[WORK TO BE COMPLETED] What is the number of lines in these entries that include "structured"? Write that number and no other text.

[START MATERIAL FOR THIS TASK]

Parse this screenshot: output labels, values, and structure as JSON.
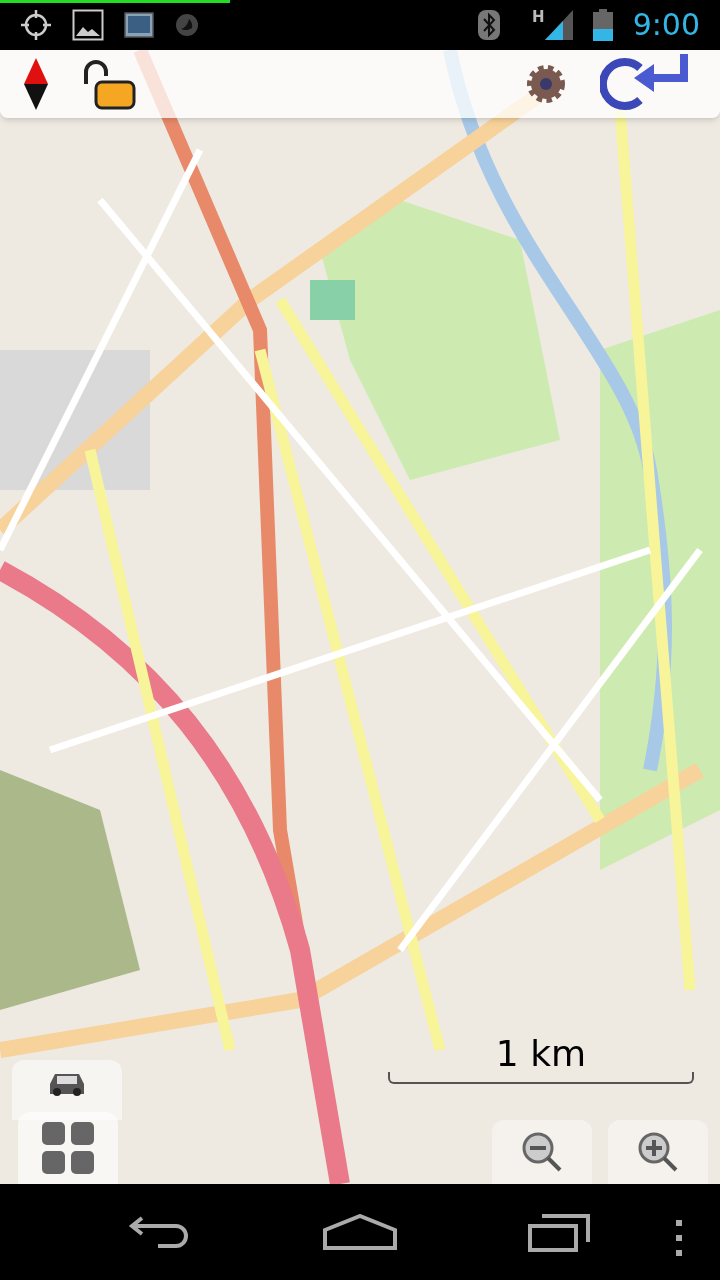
{
  "status_bar": {
    "progress": {
      "level": 0.32
    },
    "network": "H",
    "time": "9:00"
  },
  "map": {
    "scale": "1 km"
  }
}
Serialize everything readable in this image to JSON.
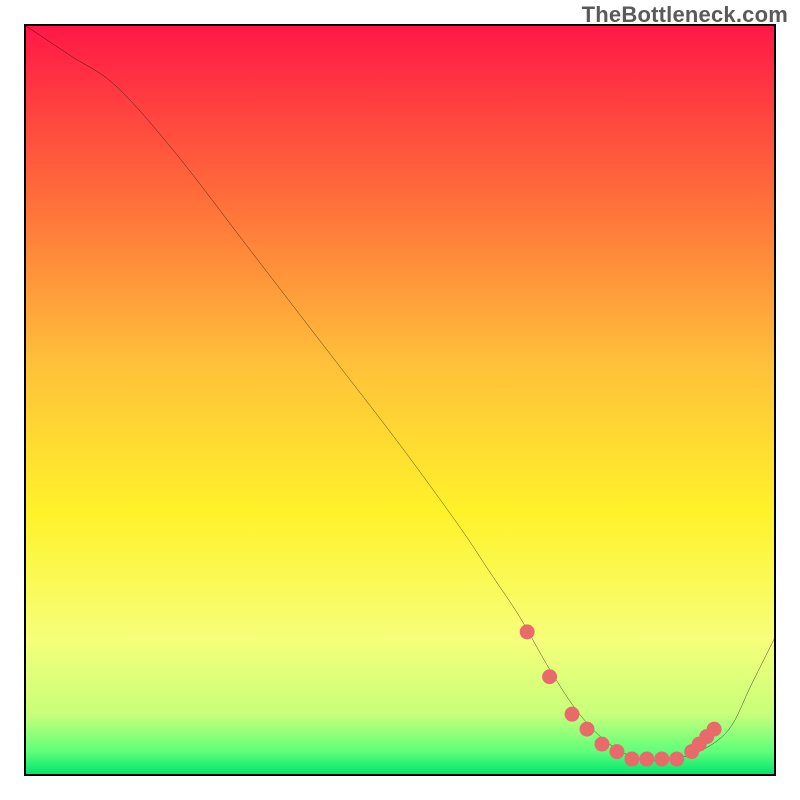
{
  "watermark": "TheBottleneck.com",
  "colors": {
    "gradient_top": "#ff1846",
    "gradient_mid_upper": "#ff6a3a",
    "gradient_mid": "#ffc03a",
    "gradient_mid_lower": "#fff22a",
    "gradient_low": "#f6ff7a",
    "gradient_bottom1": "#c8ff7a",
    "gradient_bottom2": "#5eff7a",
    "gradient_bottom3": "#00e66a",
    "curve": "#000000",
    "marker": "#e96a6a",
    "border": "#000000"
  },
  "chart_data": {
    "type": "line",
    "title": "",
    "xlabel": "",
    "ylabel": "",
    "xlim": [
      0,
      100
    ],
    "ylim": [
      0,
      100
    ],
    "grid": false,
    "legend": false,
    "series": [
      {
        "name": "bottleneck-curve",
        "x": [
          0,
          6,
          12,
          20,
          30,
          40,
          50,
          58,
          62,
          66,
          70,
          74,
          78,
          82,
          86,
          90,
          94,
          97,
          100
        ],
        "y": [
          100,
          96,
          92,
          83,
          70,
          57,
          44,
          33,
          27,
          21,
          14,
          8,
          4,
          2,
          2,
          3,
          6,
          12,
          18
        ]
      }
    ],
    "markers": {
      "name": "highlight-points",
      "x": [
        67,
        70,
        73,
        75,
        77,
        79,
        81,
        83,
        85,
        87,
        89,
        90,
        91,
        92
      ],
      "y": [
        19,
        13,
        8,
        6,
        4,
        3,
        2,
        2,
        2,
        2,
        3,
        4,
        5,
        6
      ]
    }
  }
}
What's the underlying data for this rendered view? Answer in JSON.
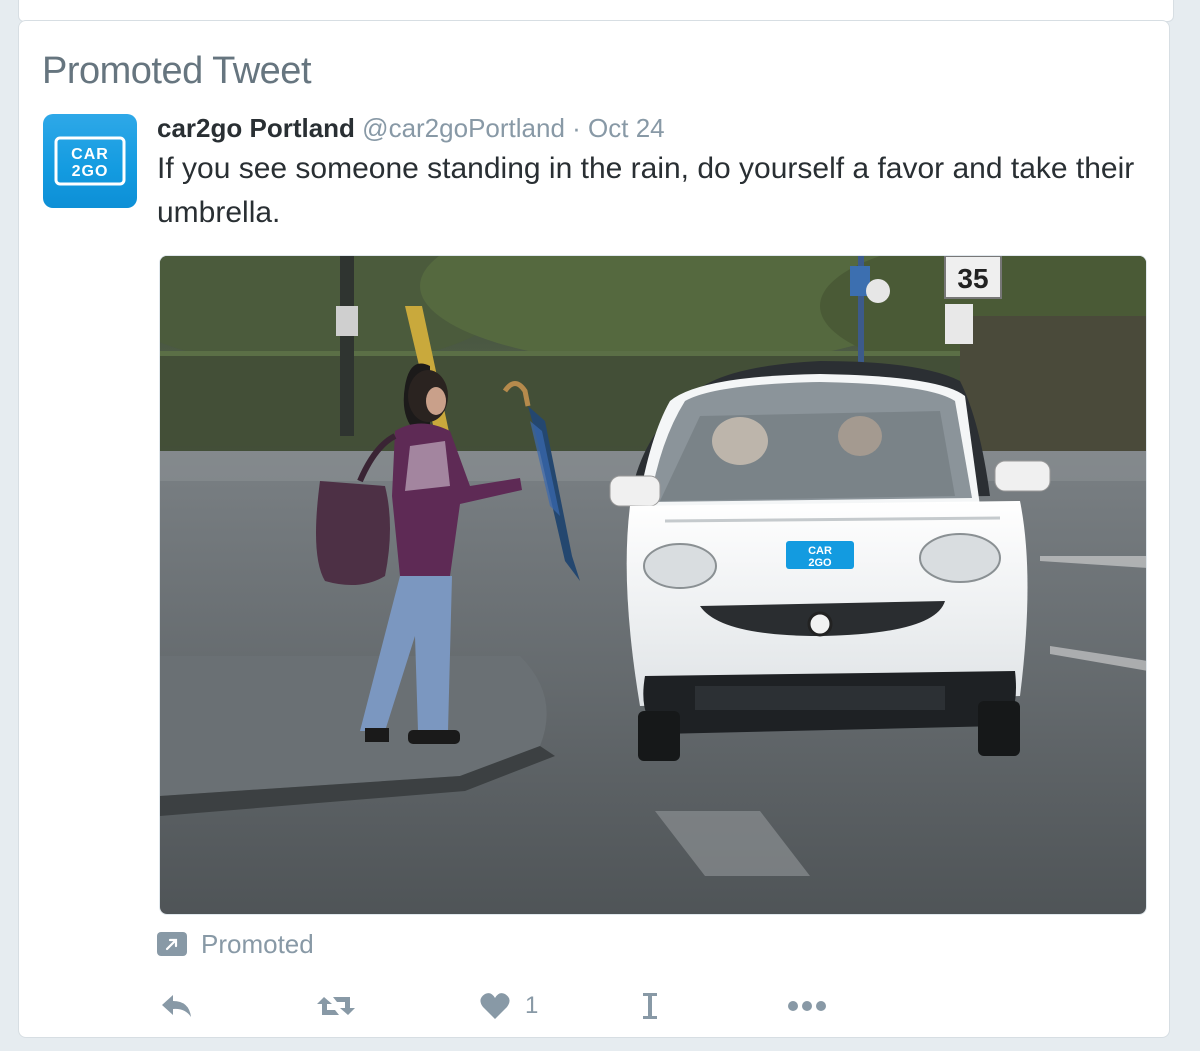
{
  "section": {
    "title": "Promoted Tweet"
  },
  "tweet": {
    "avatar": {
      "logo_line1": "CAR",
      "logo_line2": "2GO"
    },
    "display_name": "car2go Portland",
    "handle": "@car2goPortland",
    "separator": "·",
    "date": "Oct 24",
    "text": "If you see someone standing in the rain, do yourself a favor and take their umbrella.",
    "photo": {
      "speed_sign": "35",
      "car_door_logo_line1": "CAR",
      "car_door_logo_line2": "2GO"
    },
    "promoted_label": "Promoted",
    "actions": {
      "reply_icon": "reply-icon",
      "retweet_icon": "retweet-icon",
      "like_icon": "heart-icon",
      "like_count": "1",
      "analytics_icon": "analytics-icon",
      "more_icon": "more-icon"
    }
  },
  "colors": {
    "background": "#e6ecf0",
    "text": "#292f33",
    "secondary": "#8899a6",
    "brand_blue": "#139be0"
  }
}
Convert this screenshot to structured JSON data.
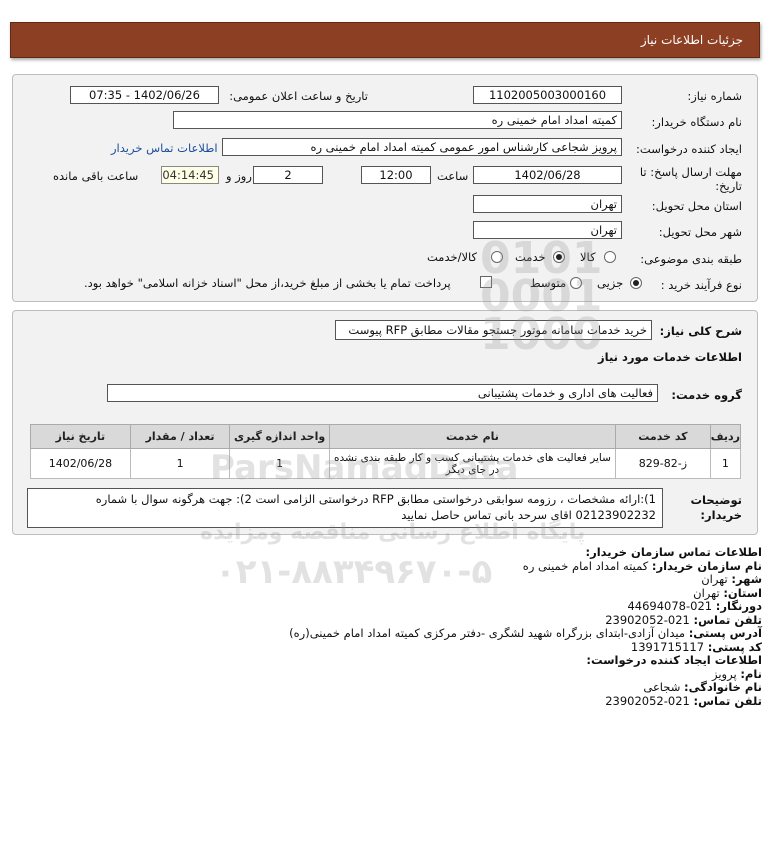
{
  "header": {
    "title": "جزئیات اطلاعات نیاز"
  },
  "form": {
    "need_number_label": "شماره نیاز:",
    "need_number": "1102005003000160",
    "announce_label": "تاریخ و ساعت اعلان عمومی:",
    "announce_value": "1402/06/26 - 07:35",
    "buyer_org_label": "نام دستگاه خریدار:",
    "buyer_org": "کمیته امداد امام خمینی ره",
    "creator_label": "ایجاد کننده درخواست:",
    "creator": "پرویز شجاعی کارشناس امور عمومی کمیته امداد امام خمینی ره",
    "buyer_contact_link": "اطلاعات تماس خریدار",
    "deadline_label_1": "مهلت ارسال پاسخ: تا",
    "deadline_label_2": "تاریخ:",
    "deadline_date": "1402/06/28",
    "time_label": "ساعت",
    "deadline_time": "12:00",
    "days_value": "2",
    "days_label": "روز و",
    "remaining_time": "04:14:45",
    "remaining_label": "ساعت باقی مانده",
    "province_label": "استان محل تحویل:",
    "province": "تهران",
    "city_label": "شهر محل تحویل:",
    "city": "تهران",
    "category_label": "طبقه بندی موضوعی:",
    "category_options": [
      "کالا",
      "خدمت",
      "کالا/خدمت"
    ],
    "category_selected": "خدمت",
    "process_label": "نوع فرآیند خرید :",
    "process_options": [
      "جزیی",
      "متوسط"
    ],
    "process_selected": "جزیی",
    "payment_note": "پرداخت تمام یا بخشی از مبلغ خرید،از محل \"اسناد خزانه اسلامی\" خواهد بود."
  },
  "summary": {
    "label": "شرح کلی نیاز:",
    "value": "خرید خدمات سامانه موتور جستجو مقالات مطابق RFP پیوست",
    "services_heading": "اطلاعات خدمات مورد نیاز",
    "service_group_label": "گروه خدمت:",
    "service_group": "فعالیت های اداری و خدمات پشتیبانی"
  },
  "table": {
    "headers": [
      "ردیف",
      "کد خدمت",
      "نام خدمت",
      "واحد اندازه گیری",
      "تعداد / مقدار",
      "تاریخ نیاز"
    ],
    "rows": [
      {
        "row": "1",
        "code": "ز-82-829",
        "name": "سایر فعالیت های خدمات پشتیبانی کسب و کار طبقه بندی نشده در جای دیگر",
        "unit": "1",
        "qty": "1",
        "date": "1402/06/28"
      }
    ]
  },
  "notes": {
    "label_1": "توضیحات",
    "label_2": "خریدار:",
    "line_1": "1):ارائه مشخصات ، رزومه سوابقی درخواستی مطابق RFP درخواستی الزامی است 2): جهت هرگونه سوال با شماره",
    "line_2": "02123902232 اقای سرحد بانی تماس حاصل نمایید"
  },
  "contact": {
    "org_heading": "اطلاعات تماس سازمان خریدار:",
    "org_name_label": "نام سازمان خریدار:",
    "org_name": "کمیته امداد امام خمینی ره",
    "city_label": "شهر:",
    "city": "تهران",
    "province_label": "استان:",
    "province": "تهران",
    "fax_label": "دورنگار:",
    "fax": "021-44694078",
    "phone_label": "تلفن تماس:",
    "phone": "021-23902052",
    "address_label": "آدرس پستی:",
    "address": "میدان آزادی-ابتدای بزرگراه شهید لشگری -دفتر مرکزی کمیته امداد امام خمینی(ره)",
    "postal_label": "کد پستی:",
    "postal": "1391715117",
    "creator_heading": "اطلاعات ایجاد کننده درخواست:",
    "first_name_label": "نام:",
    "first_name": "پرویز",
    "last_name_label": "نام خانوادگی:",
    "last_name": "شجاعی",
    "creator_phone_label": "تلفن تماس:",
    "creator_phone": "021-23902052"
  },
  "watermark": {
    "line_1": "ParsNamadData",
    "line_2": "پایگاه اطلاع رسانی مناقصه ومزایده",
    "line_3": "۰۲۱-۸۸۳۴۹۶۷۰-۵",
    "color": "#969696"
  },
  "colors": {
    "title_bg": "#8c3f22",
    "link": "#1b4f9c",
    "panel_bg": "#f2f2f2"
  }
}
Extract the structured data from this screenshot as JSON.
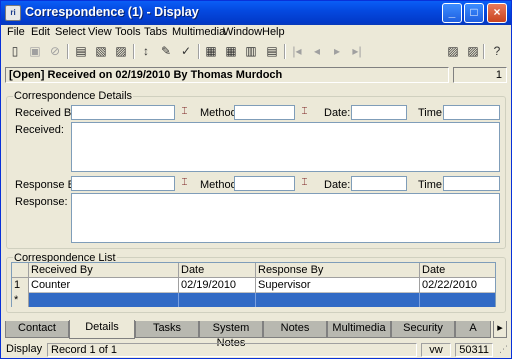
{
  "window": {
    "title": "Correspondence (1) - Display",
    "app_icon": "document-icon",
    "controls": {
      "minimize": "_",
      "maximize": "□",
      "close": "×"
    }
  },
  "menu": [
    "File",
    "Edit",
    "Select",
    "View",
    "Tools",
    "Tabs",
    "Multimedia",
    "Window",
    "Help"
  ],
  "record": {
    "header": "[Open] Received on 02/19/2010 By Thomas Murdoch",
    "count": "1"
  },
  "details": {
    "title": "Correspondence Details",
    "received_by_label": "Received By:",
    "method_label": "Method:",
    "date_label": "Date:",
    "time_label": "Time:",
    "received_label": "Received:",
    "response_by_label": "Response By:",
    "response_label": "Response:"
  },
  "list": {
    "title": "Correspondence List",
    "columns": [
      "Received By",
      "Date",
      "Response By",
      "Date"
    ],
    "rows": [
      {
        "num": "1",
        "received_by": "Counter",
        "date": "02/19/2010",
        "response_by": "Supervisor",
        "response_date": "02/22/2010"
      }
    ],
    "new_row_marker": "*"
  },
  "tabs": [
    "Contact",
    "Details",
    "Tasks",
    "System Notes",
    "Notes",
    "Multimedia",
    "Security",
    "A"
  ],
  "active_tab": "Details",
  "status": {
    "mode": "Display",
    "record": "Record 1 of 1",
    "vw": "vw",
    "code": "50311"
  },
  "colors": {
    "title_bar": "#0449e0",
    "selected_row": "#316ac5",
    "window_bg": "#ece9d8"
  }
}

[END MATERIAL FOR THIS TASK]

[RESPONSE TO THE TASK] 2